**What is being asked**
A verbatim copy of the records is required, with all pictures left out.

Recorded data:

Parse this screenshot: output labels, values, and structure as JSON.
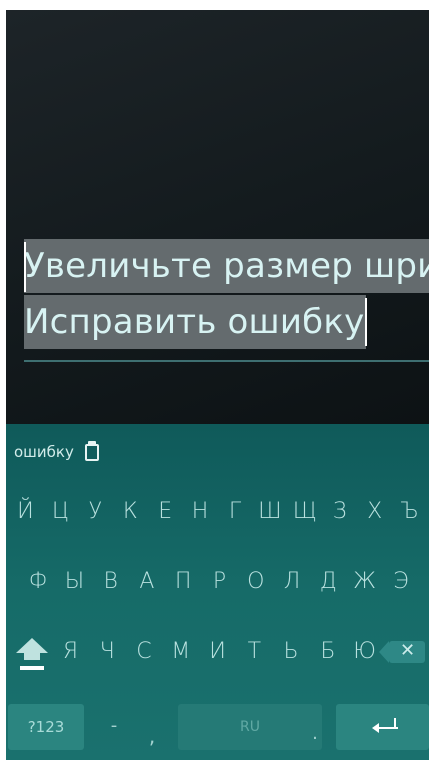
{
  "editor": {
    "line1": "Увеличьте размер шри",
    "line2": "Исправить ошибку"
  },
  "keyboard": {
    "prediction": "ошибку",
    "clipboard_icon": "clipboard-icon",
    "row1": [
      "Й",
      "Ц",
      "У",
      "К",
      "Е",
      "Н",
      "Г",
      "Ш",
      "Щ",
      "З",
      "Х",
      "Ъ"
    ],
    "row2": [
      "Ф",
      "Ы",
      "В",
      "А",
      "П",
      "Р",
      "О",
      "Л",
      "Д",
      "Ж",
      "Э"
    ],
    "row3": [
      "Я",
      "Ч",
      "С",
      "М",
      "И",
      "Т",
      "Ь",
      "Б",
      "Ю"
    ],
    "symbols_label": "?123",
    "dash": "-",
    "comma": ",",
    "space_label": "RU",
    "period": ".",
    "shift_icon": "shift-icon",
    "backspace_icon": "backspace-icon",
    "enter_icon": "enter-icon"
  },
  "colors": {
    "keyboard_bg": "#166b68",
    "selection_bg": "#646b6e",
    "text_accent": "#d8f3f3"
  }
}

**Answer to this exercise**
Parse this screenshot: output labels, values, and structure as JSON.
{
  "editor": {
    "line1": "Увеличьте размер шри",
    "line2": "Исправить ошибку"
  },
  "keyboard": {
    "prediction": "ошибку",
    "clipboard_icon": "clipboard-icon",
    "row1": [
      "Й",
      "Ц",
      "У",
      "К",
      "Е",
      "Н",
      "Г",
      "Ш",
      "Щ",
      "З",
      "Х",
      "Ъ"
    ],
    "row2": [
      "Ф",
      "Ы",
      "В",
      "А",
      "П",
      "Р",
      "О",
      "Л",
      "Д",
      "Ж",
      "Э"
    ],
    "row3": [
      "Я",
      "Ч",
      "С",
      "М",
      "И",
      "Т",
      "Ь",
      "Б",
      "Ю"
    ],
    "symbols_label": "?123",
    "dash": "-",
    "comma": ",",
    "space_label": "RU",
    "period": ".",
    "shift_icon": "shift-icon",
    "backspace_icon": "backspace-icon",
    "enter_icon": "enter-icon"
  },
  "colors": {
    "keyboard_bg": "#166b68",
    "selection_bg": "#646b6e",
    "text_accent": "#d8f3f3"
  }
}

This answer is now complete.